* Begin *

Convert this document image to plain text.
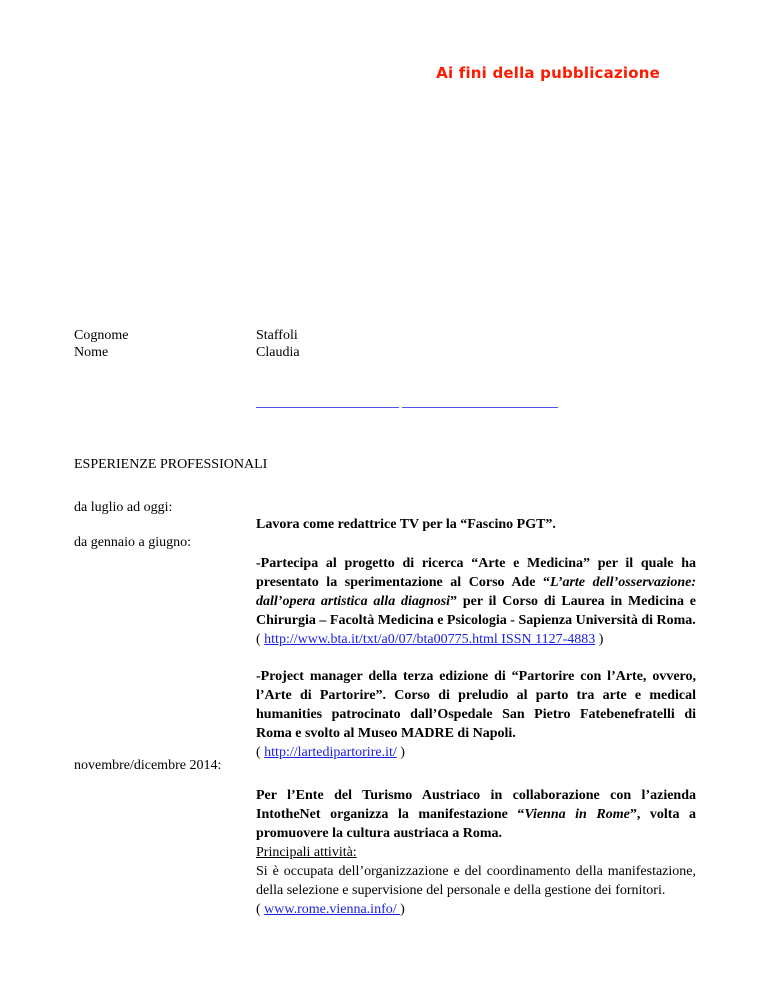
Ai fini della pubblicazione
Cognome
Nome
Staffoli
Claudia
ESPERIENZE PROFESSIONALI
da luglio ad oggi:
Lavora come redattrice TV per la “Fascino PGT”.
da gennaio a giugno:
-Partecipa al progetto di ricerca “Arte e Medicina” per il quale ha presentato la sperimentazione al Corso Ade “L’arte dell’osservazione: dall’opera artistica alla diagnosi” per il Corso di Laurea in Medicina e Chirurgia – Facoltà Medicina e Psicologia - Sapienza Università di Roma.
( http://www.bta.it/txt/a0/07/bta00775.html ISSN 1127-4883 )
-Project manager della terza edizione di “Partorire con l’Arte, ovvero, l’Arte di Partorire”. Corso di preludio al parto tra arte e medical humanities patrocinato dall’Ospedale San Pietro Fatebenefratelli di Roma e svolto al Museo MADRE di Napoli.
( http://lartedipartorire.it/ )
novembre/dicembre 2014:
Per l’Ente del Turismo Austriaco in collaborazione con l’azienda IntotheNet organizza la manifestazione “Vienna in Rome”, volta a promuovere la cultura austriaca a Roma.
Principali attività:
Si è occupata dell’organizzazione e del coordinamento della manifestazione, della selezione e supervisione del personale e della gestione dei fornitori.
( www.rome.vienna.info/ )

* End *

[THE PROBLEM]
Identify the lines that contain the string "http", and copy every one of them.

[COMPLETE OUTPUT]
( http://www.bta.it/txt/a0/07/bta00775.html ISSN 1127-4883 )
( http://lartedipartorire.it/ )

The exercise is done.